Some records:
____________
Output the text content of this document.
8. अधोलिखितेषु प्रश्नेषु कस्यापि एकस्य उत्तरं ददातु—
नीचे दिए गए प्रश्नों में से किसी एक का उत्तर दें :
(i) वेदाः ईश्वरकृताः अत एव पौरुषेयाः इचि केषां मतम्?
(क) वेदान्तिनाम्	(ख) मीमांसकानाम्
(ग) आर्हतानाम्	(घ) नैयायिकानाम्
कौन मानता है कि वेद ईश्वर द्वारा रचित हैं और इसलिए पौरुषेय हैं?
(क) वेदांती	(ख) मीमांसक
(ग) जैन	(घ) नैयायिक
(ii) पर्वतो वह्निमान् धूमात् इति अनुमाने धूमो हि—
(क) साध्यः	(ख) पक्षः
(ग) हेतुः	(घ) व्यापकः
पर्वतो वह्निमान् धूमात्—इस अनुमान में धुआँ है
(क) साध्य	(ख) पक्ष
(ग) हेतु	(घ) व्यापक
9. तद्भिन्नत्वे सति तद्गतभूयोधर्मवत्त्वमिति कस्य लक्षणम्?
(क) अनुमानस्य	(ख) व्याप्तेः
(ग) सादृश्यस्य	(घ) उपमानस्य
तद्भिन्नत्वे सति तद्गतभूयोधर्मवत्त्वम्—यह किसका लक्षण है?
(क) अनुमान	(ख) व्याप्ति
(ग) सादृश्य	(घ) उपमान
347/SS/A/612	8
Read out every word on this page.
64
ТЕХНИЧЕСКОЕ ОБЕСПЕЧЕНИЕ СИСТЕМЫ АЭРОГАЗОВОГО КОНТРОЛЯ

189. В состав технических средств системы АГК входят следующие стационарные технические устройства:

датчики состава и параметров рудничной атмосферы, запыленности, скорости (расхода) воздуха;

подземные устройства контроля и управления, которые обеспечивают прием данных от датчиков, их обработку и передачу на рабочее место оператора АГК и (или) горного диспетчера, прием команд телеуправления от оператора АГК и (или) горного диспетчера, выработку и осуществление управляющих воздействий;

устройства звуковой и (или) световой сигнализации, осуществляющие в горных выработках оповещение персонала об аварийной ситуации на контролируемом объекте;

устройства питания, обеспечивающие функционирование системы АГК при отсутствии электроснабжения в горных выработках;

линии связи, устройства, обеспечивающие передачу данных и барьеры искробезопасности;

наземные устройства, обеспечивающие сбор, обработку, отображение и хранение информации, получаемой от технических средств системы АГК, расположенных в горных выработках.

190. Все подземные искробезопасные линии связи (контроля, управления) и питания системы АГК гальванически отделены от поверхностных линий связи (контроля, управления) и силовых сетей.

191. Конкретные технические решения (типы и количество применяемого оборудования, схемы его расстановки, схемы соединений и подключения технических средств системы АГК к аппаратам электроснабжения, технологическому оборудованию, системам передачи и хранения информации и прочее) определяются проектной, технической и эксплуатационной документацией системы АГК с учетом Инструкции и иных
____________
(Task): Take the lines above and print them exactly.

(Correct result):
Output the text content of this document.
8. अधोलिखितेषु प्रश्नेषु कस्यापि एकस्य उत्तरं ददातु—
नीचे दिए गए प्रश्नों में से किसी एक का उत्तर दें :
(i) वेदाः ईश्वरकृताः अत एव पौरुषेयाः इचि केषां मतम्?
(क) वेदान्तिनाम्	(ख) मीमांसकानाम्
(ग) आर्हतानाम्	(घ) नैयायिकानाम्
कौन मानता है कि वेद ईश्वर द्वारा रचित हैं और इसलिए पौरुषेय हैं?
(क) वेदांती	(ख) मीमांसक
(ग) जैन	(घ) नैयायिक
(ii) पर्वतो वह्निमान् धूमात् इति अनुमाने धूमो हि—
(क) साध्यः	(ख) पक्षः
(ग) हेतुः	(घ) व्यापकः
पर्वतो वह्निमान् धूमात्—इस अनुमान में धुआँ है
(क) साध्य	(ख) पक्ष
(ग) हेतु	(घ) व्यापक
9. तद्भिन्नत्वे सति तद्गतभूयोधर्मवत्त्वमिति कस्य लक्षणम्?
(क) अनुमानस्य	(ख) व्याप्तेः
(ग) सादृश्यस्य	(घ) उपमानस्य
तद्भिन्नत्वे सति तद्गतभूयोधर्मवत्त्वम्—यह किसका लक्षण है?
(क) अनुमान	(ख) व्याप्ति
(ग) सादृश्य	(घ) उपमान
347/SS/A/612	8
Read out every word on this page.
64
ТЕХНИЧЕСКОЕ ОБЕСПЕЧЕНИЕ СИСТЕМЫ АЭРОГАЗОВОГО КОНТРОЛЯ

189. В состав технических средств системы АГК входят следующие стационарные технические устройства:

датчики состава и параметров рудничной атмосферы, запыленности, скорости (расхода) воздуха;

подземные устройства контроля и управления, которые обеспечивают прием данных от датчиков, их обработку и передачу на рабочее место оператора АГК и (или) горного диспетчера, прием команд телеуправления от оператора АГК и (или) горного диспетчера, выработку и осуществление управляющих воздействий;

устройства звуковой и (или) световой сигнализации, осуществляющие в горных выработках оповещение персонала об аварийной ситуации на контролируемом объекте;

устройства питания, обеспечивающие функционирование системы АГК при отсутствии электроснабжения в горных выработках;

линии связи, устройства, обеспечивающие передачу данных и барьеры искробезопасности;

наземные устройства, обеспечивающие сбор, обработку, отображение и хранение информации, получаемой от технических средств системы АГК, расположенных в горных выработках.

190. Все подземные искробезопасные линии связи (контроля, управления) и питания системы АГК гальванически отделены от поверхностных линий связи (контроля, управления) и силовых сетей.

191. Конкретные технические решения (типы и количество применяемого оборудования, схемы его расстановки, схемы соединений и подключения технических средств системы АГК к аппаратам электроснабжения, технологическому оборудованию, системам передачи и хранения информации и прочее) определяются проектной, технической и эксплуатационной документацией системы АГК с учетом Инструкции и иных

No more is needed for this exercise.